Reproduce the lines of the entries starting at the line that contains "y-tick-mark bbox=[75, 193, 79, 194]" and ending at the line that contains "x-tick-mark bbox=[79, 428, 80, 432]", including both of those lines.

>> Start Information shown

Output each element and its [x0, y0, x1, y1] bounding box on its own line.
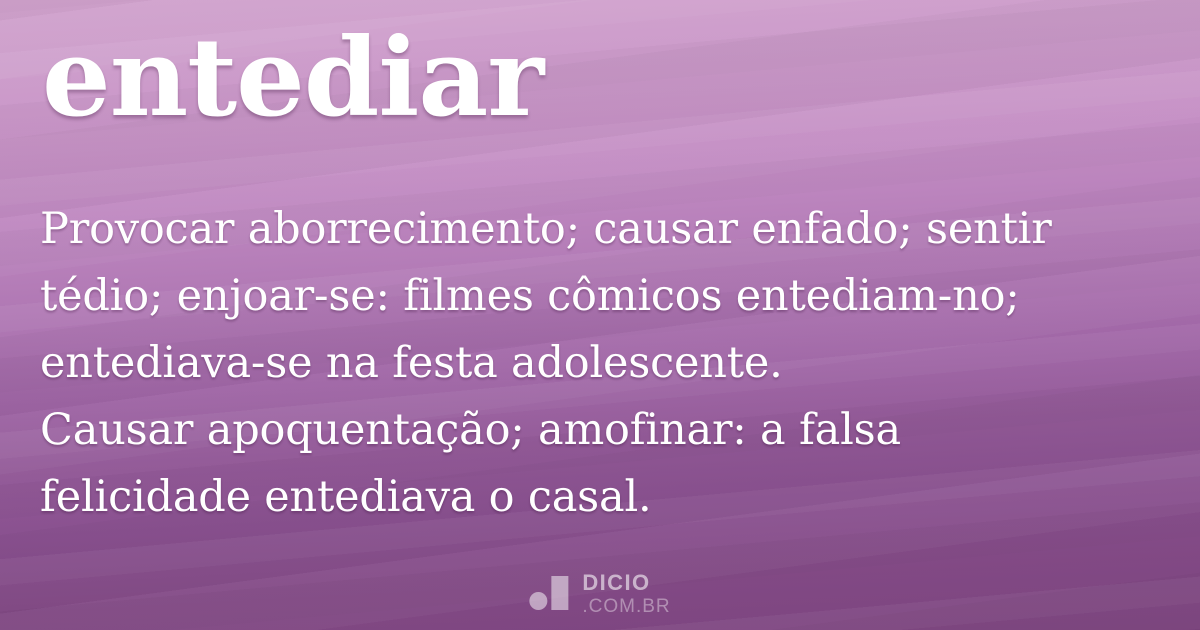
logo-brand-name: DICIO	[582, 572, 670, 594]
definition-line: Causar apoquentação; amofinar: a falsa	[40, 397, 1170, 464]
logo-circle-icon	[529, 592, 547, 610]
definition-line: tédio; enjoar-se: filmes cômicos entedia…	[40, 263, 1170, 330]
logo-mark-icon	[529, 575, 573, 613]
logo-domain-suffix: .COM.BR	[582, 597, 670, 616]
definition-line: entediava-se na festa adolescente.	[40, 330, 1170, 397]
card-content: entediar Provocar aborrecimento; causar …	[0, 0, 1200, 630]
definition-line: Provocar aborrecimento; causar enfado; s…	[40, 196, 1170, 263]
dictionary-definition-card: entediar Provocar aborrecimento; causar …	[0, 0, 1200, 630]
definition-text-block: Provocar aborrecimento; causar enfado; s…	[40, 196, 1170, 531]
definition-line: felicidade entediava o casal.	[40, 464, 1170, 531]
logo-rectangle-icon	[551, 576, 568, 610]
dicio-logo[interactable]: DICIO .COM.BR	[529, 572, 670, 616]
logo-wordmark: DICIO .COM.BR	[582, 572, 670, 616]
headword-title: entediar	[42, 24, 543, 132]
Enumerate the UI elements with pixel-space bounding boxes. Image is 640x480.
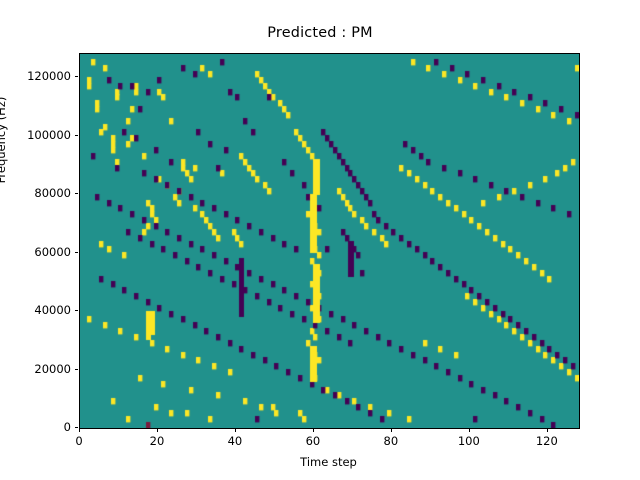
y-tick-mark bbox=[75, 193, 79, 194]
x-tick-label: 100 bbox=[458, 434, 480, 448]
y-tick-mark bbox=[75, 369, 79, 370]
x-tick-mark bbox=[391, 428, 392, 432]
y-tick-mark bbox=[75, 76, 79, 77]
x-tick-mark bbox=[79, 428, 80, 432]
y-tick-label: 40000 bbox=[0, 303, 71, 317]
y-tick-label: 100000 bbox=[0, 128, 71, 142]
y-tick-mark bbox=[75, 135, 79, 136]
x-tick-mark bbox=[235, 428, 236, 432]
heatmap-cells-canvas bbox=[80, 54, 579, 428]
x-tick-label: 20 bbox=[150, 434, 165, 448]
y-tick-label: 60000 bbox=[0, 245, 71, 259]
x-tick-label: 40 bbox=[228, 434, 243, 448]
x-tick-mark bbox=[547, 428, 548, 432]
y-axis-label: Frequency (Hz) bbox=[0, 40, 8, 240]
x-tick-mark bbox=[469, 428, 470, 432]
y-tick-label: 120000 bbox=[0, 69, 71, 83]
x-tick-label: 60 bbox=[306, 434, 321, 448]
y-tick-label: 20000 bbox=[0, 362, 71, 376]
matplotlib-figure: Predicted : PM 0200004000060000800001000… bbox=[0, 0, 640, 480]
x-axis-label: Time step bbox=[79, 455, 578, 469]
x-tick-label: 0 bbox=[75, 434, 82, 448]
x-tick-mark bbox=[157, 428, 158, 432]
y-tick-label: 80000 bbox=[0, 186, 71, 200]
y-tick-mark bbox=[75, 252, 79, 253]
heatmap-plot-area bbox=[79, 53, 580, 429]
x-tick-label: 80 bbox=[384, 434, 399, 448]
y-tick-mark bbox=[75, 427, 79, 428]
y-tick-mark bbox=[75, 310, 79, 311]
x-tick-mark bbox=[313, 428, 314, 432]
y-tick-label: 0 bbox=[0, 420, 71, 434]
x-tick-label: 120 bbox=[536, 434, 558, 448]
page-title: Predicted : PM bbox=[0, 25, 640, 41]
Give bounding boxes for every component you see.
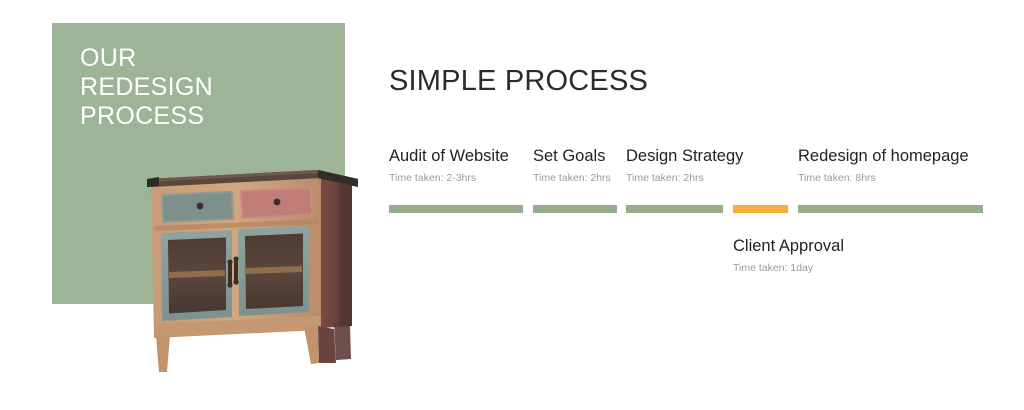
- process-section: SIMPLE PROCESS Audit of Website Time tak…: [389, 0, 1024, 410]
- step-bar-set-goals: [533, 205, 617, 213]
- step-bar-redesign-homepage: [798, 205, 983, 213]
- process-step-design-strategy: Design Strategy Time taken: 2hrs: [626, 146, 743, 185]
- step-bar-design-strategy: [626, 205, 723, 213]
- step-bar-audit: [389, 205, 523, 213]
- substep-label: Client Approval: [733, 236, 844, 256]
- hero-title: OUR REDESIGN PROCESS: [80, 44, 330, 131]
- cabinet-image: [128, 160, 380, 382]
- step-time: Time taken: 8hrs: [798, 172, 969, 185]
- process-step-redesign-homepage: Redesign of homepage Time taken: 8hrs: [798, 146, 969, 185]
- substep-time: Time taken: 1day: [733, 262, 844, 275]
- slide-root: OUR REDESIGN PROCESS: [0, 0, 1024, 410]
- hero-section: OUR REDESIGN PROCESS: [0, 0, 380, 410]
- page-title: SIMPLE PROCESS: [389, 64, 648, 98]
- step-time: Time taken: 2hrs: [533, 172, 611, 185]
- process-step-audit: Audit of Website Time taken: 2-3hrs: [389, 146, 509, 185]
- process-step-set-goals: Set Goals Time taken: 2hrs: [533, 146, 611, 185]
- step-time: Time taken: 2hrs: [626, 172, 743, 185]
- step-label: Redesign of homepage: [798, 146, 969, 166]
- step-label: Design Strategy: [626, 146, 743, 166]
- step-label: Set Goals: [533, 146, 611, 166]
- process-substep-client-approval: Client Approval Time taken: 1day: [733, 236, 844, 275]
- step-label: Audit of Website: [389, 146, 509, 166]
- step-bar-client-approval: [733, 205, 788, 213]
- process-steps: Audit of Website Time taken: 2-3hrs Set …: [389, 146, 1024, 216]
- step-time: Time taken: 2-3hrs: [389, 172, 509, 185]
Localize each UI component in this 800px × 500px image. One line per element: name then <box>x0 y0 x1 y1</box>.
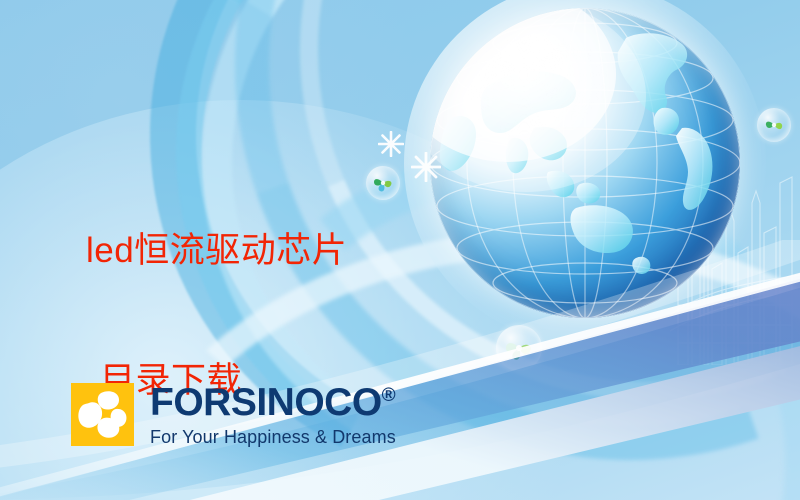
green-pinwheel-icon <box>757 108 791 142</box>
headline-line-1: led恒流驱动芯片 <box>86 233 347 268</box>
brand-name: FORSINOCO® <box>150 383 396 422</box>
starburst-icon <box>411 152 441 182</box>
brand-name-word: FORSINOCO <box>150 381 382 424</box>
bubble-small-upper <box>366 166 400 200</box>
four-petal-pinwheel-flower-icon <box>71 383 134 446</box>
promo-banner: led恒流驱动芯片 目录下载 FORSINOCO® For Your Happi… <box>0 0 800 500</box>
green-pinwheel-icon <box>366 166 400 200</box>
brand-logo-text: FORSINOCO® For Your Happiness & Dreams <box>150 383 396 446</box>
starburst-icon <box>378 131 404 157</box>
registered-trademark-icon: ® <box>382 385 396 406</box>
brand-logo: FORSINOCO® For Your Happiness & Dreams <box>71 383 396 446</box>
brand-tagline: For Your Happiness & Dreams <box>150 428 396 446</box>
bubble-right-edge <box>757 108 791 142</box>
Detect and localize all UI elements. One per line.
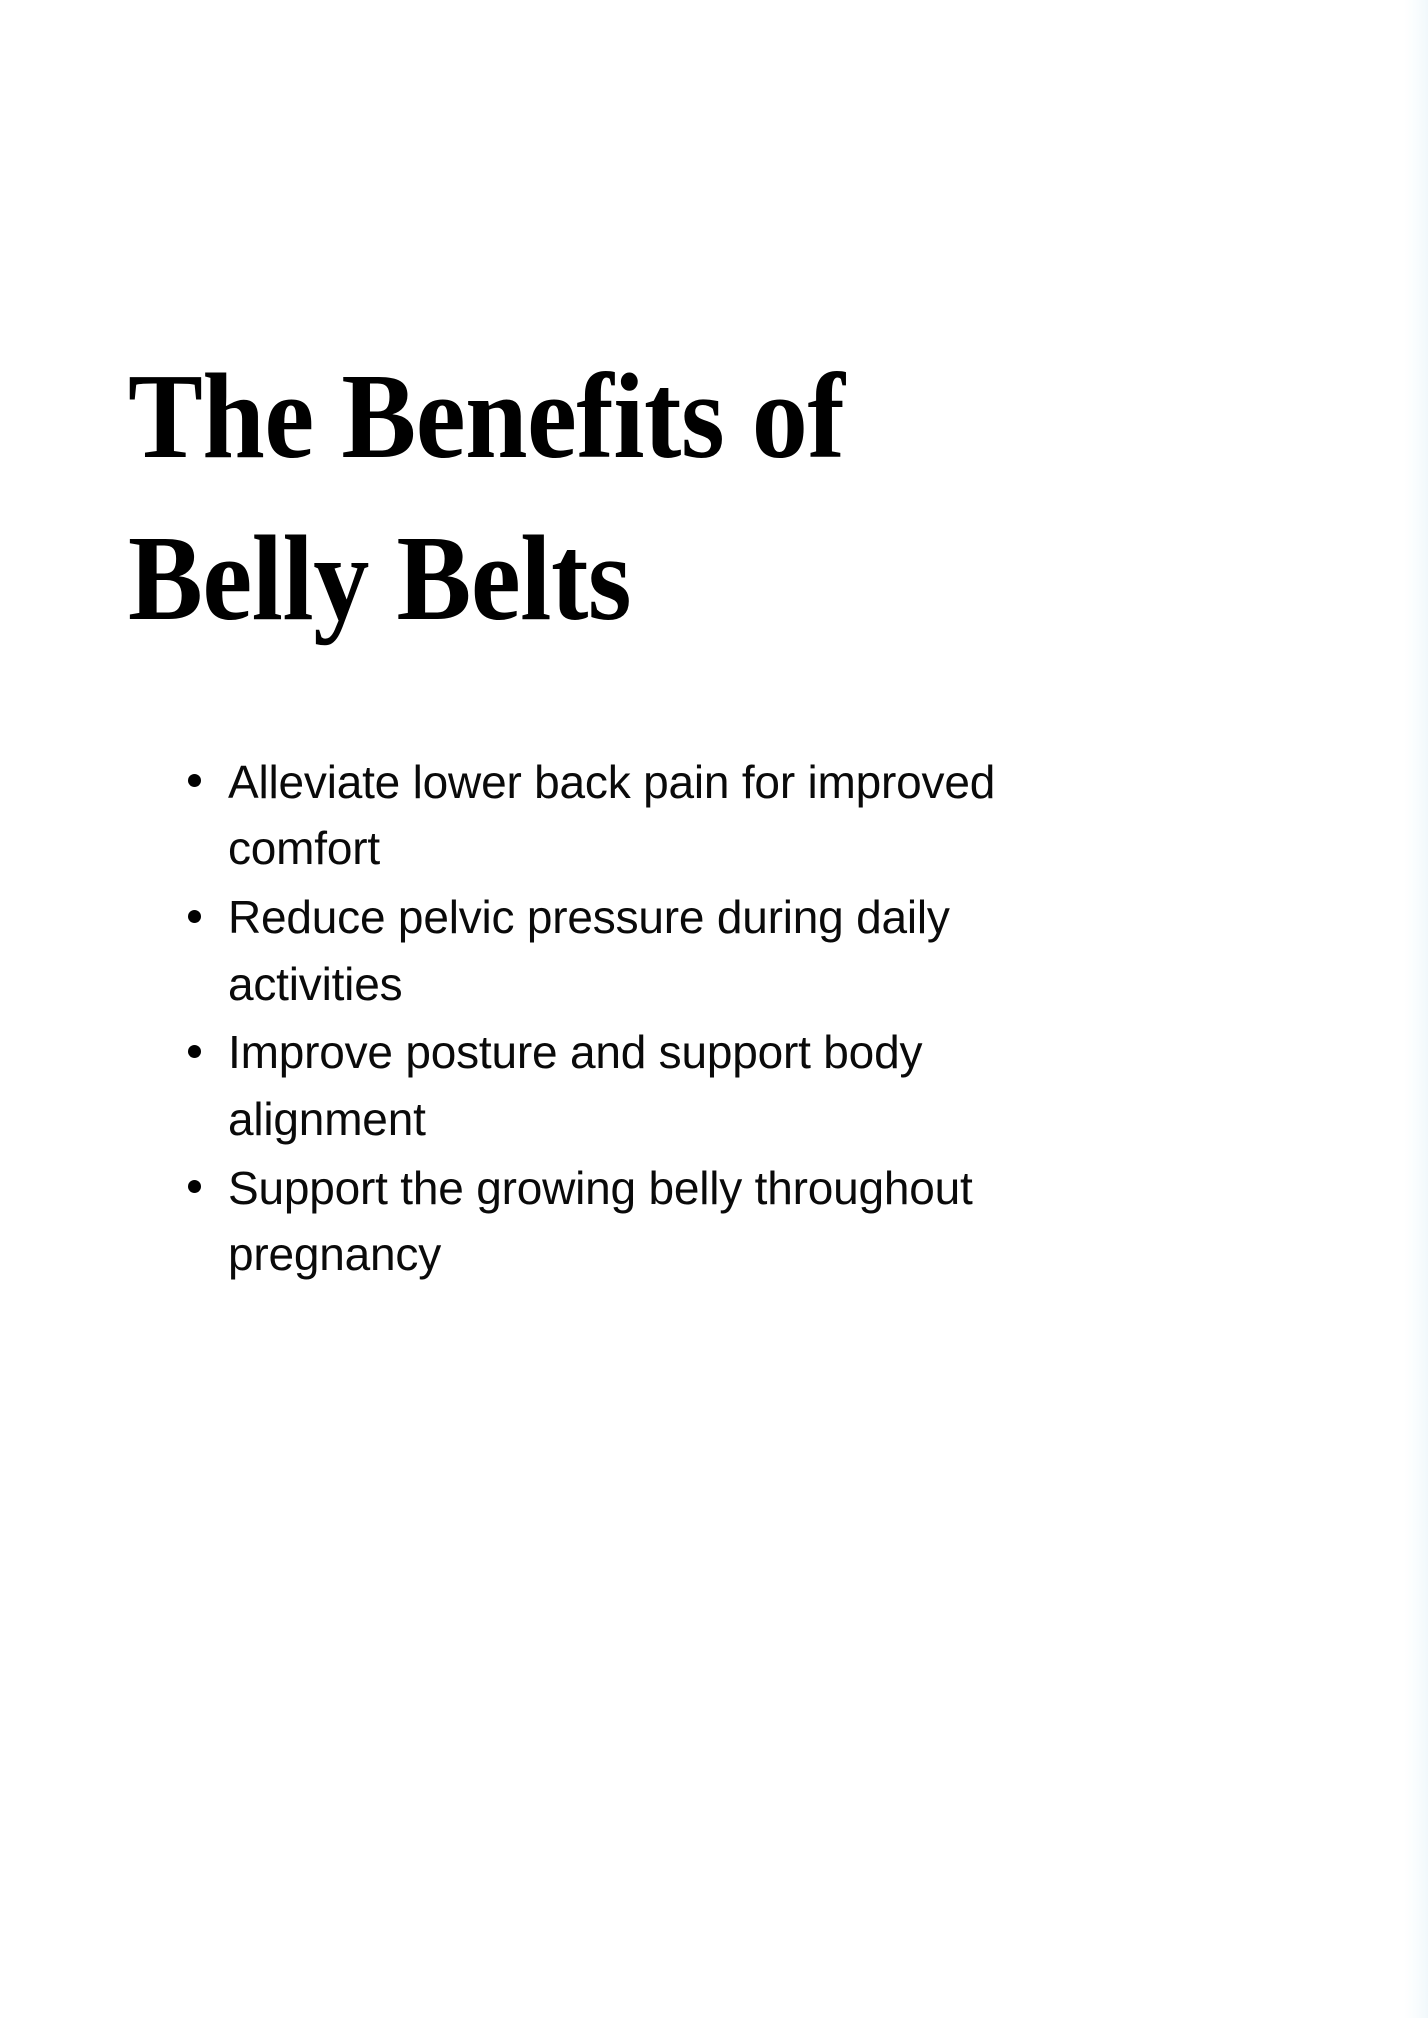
benefits-list: Alleviate lower back pain for improved c… [174,749,1008,1289]
bullet-point-icon [188,1045,201,1058]
bullet-point-icon [188,910,201,923]
list-item-label: Improve posture and support body alignme… [228,1019,1008,1152]
list-item: Support the growing belly throughout pre… [174,1155,1008,1288]
list-item: Alleviate lower back pain for improved c… [174,749,1008,882]
list-item: Improve posture and support body alignme… [174,1019,1008,1152]
page-title: The Benefits of Belly Belts [128,336,938,661]
page-edge-tint [1404,0,1428,2018]
bullet-point-icon [188,774,201,787]
list-item-label: Support the growing belly throughout pre… [228,1155,1008,1288]
document-content: The Benefits of Belly Belts Alleviate lo… [128,336,1008,1290]
list-item-label: Alleviate lower back pain for improved c… [228,749,1008,882]
list-item: Reduce pelvic pressure during daily acti… [174,884,1008,1017]
list-item-label: Reduce pelvic pressure during daily acti… [228,884,1008,1017]
document-page: The Benefits of Belly Belts Alleviate lo… [0,0,1428,2018]
bullet-point-icon [188,1180,201,1193]
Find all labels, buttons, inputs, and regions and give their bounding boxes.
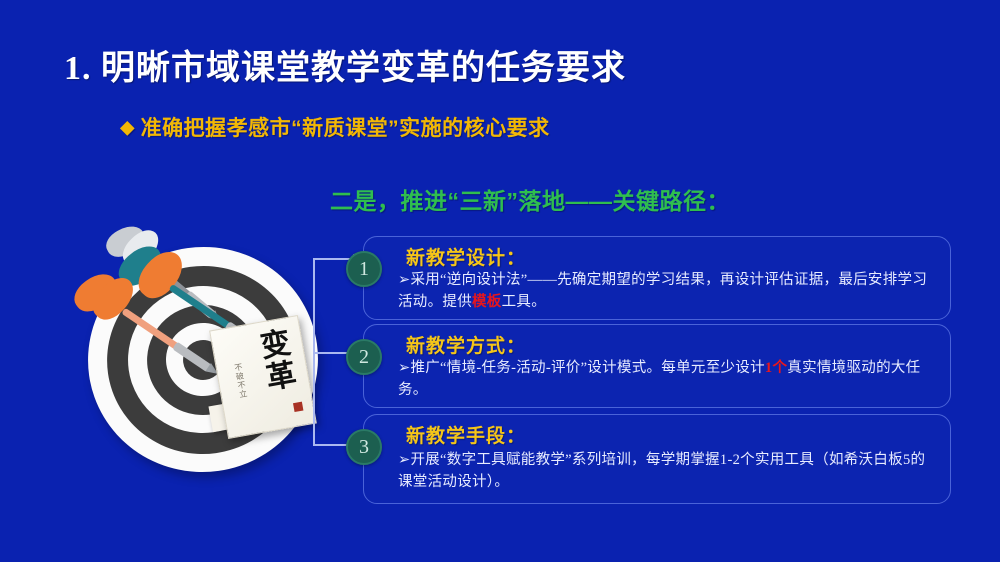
card-number-badge: 1 xyxy=(346,251,382,287)
card-body: ➢采用“逆向设计法”——先确定期望的学习结果，再设计评估证据，最后安排学习活动。… xyxy=(398,269,936,314)
content-card: 1 新教学设计： ➢采用“逆向设计法”——先确定期望的学习结果，再设计评估证据，… xyxy=(363,236,951,320)
card-heading: 新教学方式： xyxy=(406,331,526,358)
card-number-badge: 3 xyxy=(346,429,382,465)
subtitle-text: 准确把握孝感市“新质课堂”实施的核心要求 xyxy=(141,117,550,140)
card-heading: 新教学手段： xyxy=(406,421,526,448)
diamond-bullet-icon: ◆ xyxy=(120,117,134,137)
card-body-highlight: 1-2个 xyxy=(720,452,755,468)
page-title: 1. 明晰市域课堂教学变革的任务要求 xyxy=(0,40,1000,89)
dartboard-illustration: 变革 不破不立 xyxy=(78,222,328,482)
card-body: ➢推广“情境-任务-活动-评价”设计模式。每单元至少设计1个真实情境驱动的大任务… xyxy=(398,357,936,402)
bracket-arm-1 xyxy=(313,258,353,260)
calligraphy-main-text: 变革 xyxy=(254,326,296,394)
calligraphy-card: 变革 不破不立 xyxy=(209,315,317,439)
card-body-suffix: 工具。 xyxy=(502,294,546,310)
card-body-highlight: 模板 xyxy=(472,294,502,310)
card-number-badge: 2 xyxy=(346,339,382,375)
card-heading: 新教学设计： xyxy=(406,243,526,270)
card-body-prefix: ➢开展“数字工具赋能教学”系列培训，每学期掌握 xyxy=(398,452,720,468)
seal-icon xyxy=(293,402,303,412)
content-card: 2 新教学方式： ➢推广“情境-任务-活动-评价”设计模式。每单元至少设计1个真… xyxy=(363,324,951,408)
card-body: ➢开展“数字工具赋能教学”系列培训，每学期掌握1-2个实用工具（如希沃白板5的课… xyxy=(398,449,936,494)
calligraphy-small-text: 不破不立 xyxy=(232,362,249,399)
content-card: 3 新教学手段： ➢开展“数字工具赋能教学”系列培训，每学期掌握1-2个实用工具… xyxy=(363,414,951,504)
card-body-highlight: 1个 xyxy=(765,360,787,376)
card-body-prefix: ➢推广“情境-任务-活动-评价”设计模式。每单元至少设计 xyxy=(398,360,765,376)
section-heading: 二是，推进“三新”落地——关键路径： xyxy=(0,182,1000,216)
subtitle: ◆准确把握孝感市“新质课堂”实施的核心要求 xyxy=(0,112,1000,142)
slide-canvas: 1. 明晰市域课堂教学变革的任务要求 ◆准确把握孝感市“新质课堂”实施的核心要求… xyxy=(0,0,1000,562)
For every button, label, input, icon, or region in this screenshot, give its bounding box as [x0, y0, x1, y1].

>> End Information shown

#### [Answer to the exercise]
y-tick-mark bbox=[75, 193, 79, 194]
x-tick-label: 100 bbox=[458, 434, 480, 448]
y-tick-mark bbox=[75, 369, 79, 370]
x-tick-mark bbox=[391, 428, 392, 432]
y-tick-mark bbox=[75, 76, 79, 77]
x-tick-mark bbox=[79, 428, 80, 432]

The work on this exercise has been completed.